━━━━━ RECORDS TO USE ━━━━━
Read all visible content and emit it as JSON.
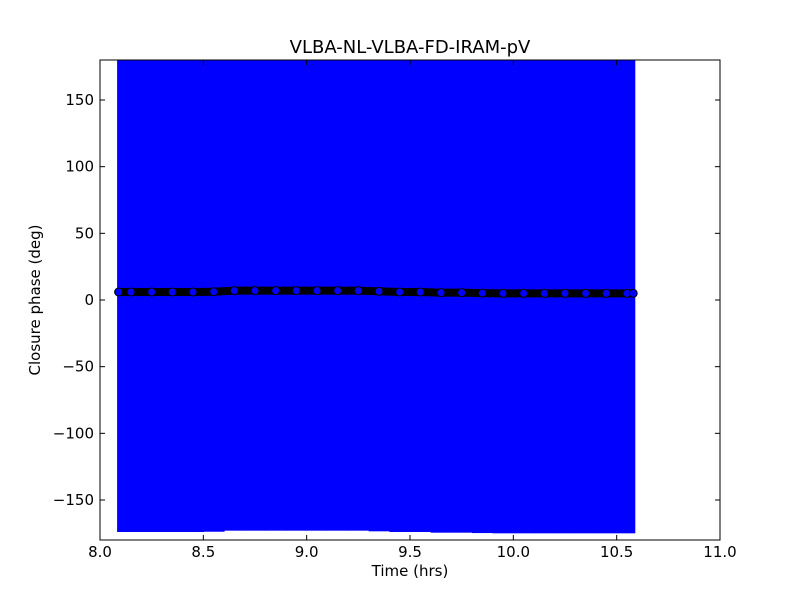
{
  "chart_data": {
    "type": "scatter",
    "title": "VLBA-NL-VLBA-FD-IRAM-pV",
    "xlabel": "Time (hrs)",
    "ylabel": "Closure phase (deg)",
    "xlim": [
      8.0,
      11.0
    ],
    "ylim": [
      -180,
      180
    ],
    "xticks": [
      8.0,
      8.5,
      9.0,
      9.5,
      10.0,
      10.5,
      11.0
    ],
    "xtick_labels": [
      "8.0",
      "8.5",
      "9.0",
      "9.5",
      "10.0",
      "10.5",
      "11.0"
    ],
    "yticks": [
      -150,
      -100,
      -50,
      0,
      50,
      100,
      150
    ],
    "ytick_labels": [
      "−150",
      "−100",
      "−50",
      "0",
      "50",
      "100",
      "150"
    ],
    "grid": false,
    "colors": {
      "error_band": "#0000ff",
      "marker_edge": "#000000",
      "marker_fill": "#0000ff",
      "axes": "#000000"
    },
    "series": [
      {
        "x": [
          8.09,
          8.15,
          8.25,
          8.35,
          8.45,
          8.55,
          8.65,
          8.75,
          8.85,
          8.95,
          9.05,
          9.15,
          9.25,
          9.35,
          9.45,
          9.55,
          9.65,
          9.75,
          9.85,
          9.95,
          10.05,
          10.15,
          10.25,
          10.35,
          10.45,
          10.55,
          10.58
        ],
        "y": [
          6.0,
          6.0,
          6.0,
          6.0,
          6.0,
          6.2,
          7.0,
          7.0,
          7.0,
          7.0,
          7.0,
          7.0,
          7.0,
          6.5,
          6.0,
          6.0,
          5.5,
          5.5,
          5.2,
          5.0,
          5.0,
          5.0,
          5.0,
          5.0,
          5.0,
          5.0,
          5.0
        ],
        "yerr": [
          180,
          180,
          180,
          180,
          180,
          180,
          180,
          180,
          180,
          180,
          180,
          180,
          180,
          180,
          180,
          180,
          180,
          180,
          180,
          180,
          180,
          180,
          180,
          180,
          180,
          180,
          180
        ]
      }
    ]
  }
}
━━━━━
▸ **TASK BRIEF**: Do not copy the pictures, but repeat every line exactly.

▸ **RESPONSE BELOW**:
Read all visible content and emit it as JSON.
{
  "chart_data": {
    "type": "scatter",
    "title": "VLBA-NL-VLBA-FD-IRAM-pV",
    "xlabel": "Time (hrs)",
    "ylabel": "Closure phase (deg)",
    "xlim": [
      8.0,
      11.0
    ],
    "ylim": [
      -180,
      180
    ],
    "xticks": [
      8.0,
      8.5,
      9.0,
      9.5,
      10.0,
      10.5,
      11.0
    ],
    "xtick_labels": [
      "8.0",
      "8.5",
      "9.0",
      "9.5",
      "10.0",
      "10.5",
      "11.0"
    ],
    "yticks": [
      -150,
      -100,
      -50,
      0,
      50,
      100,
      150
    ],
    "ytick_labels": [
      "−150",
      "−100",
      "−50",
      "0",
      "50",
      "100",
      "150"
    ],
    "grid": false,
    "colors": {
      "error_band": "#0000ff",
      "marker_edge": "#000000",
      "marker_fill": "#0000ff",
      "axes": "#000000"
    },
    "series": [
      {
        "x": [
          8.09,
          8.15,
          8.25,
          8.35,
          8.45,
          8.55,
          8.65,
          8.75,
          8.85,
          8.95,
          9.05,
          9.15,
          9.25,
          9.35,
          9.45,
          9.55,
          9.65,
          9.75,
          9.85,
          9.95,
          10.05,
          10.15,
          10.25,
          10.35,
          10.45,
          10.55,
          10.58
        ],
        "y": [
          6.0,
          6.0,
          6.0,
          6.0,
          6.0,
          6.2,
          7.0,
          7.0,
          7.0,
          7.0,
          7.0,
          7.0,
          7.0,
          6.5,
          6.0,
          6.0,
          5.5,
          5.5,
          5.2,
          5.0,
          5.0,
          5.0,
          5.0,
          5.0,
          5.0,
          5.0,
          5.0
        ],
        "yerr": [
          180,
          180,
          180,
          180,
          180,
          180,
          180,
          180,
          180,
          180,
          180,
          180,
          180,
          180,
          180,
          180,
          180,
          180,
          180,
          180,
          180,
          180,
          180,
          180,
          180,
          180,
          180
        ]
      }
    ]
  }
}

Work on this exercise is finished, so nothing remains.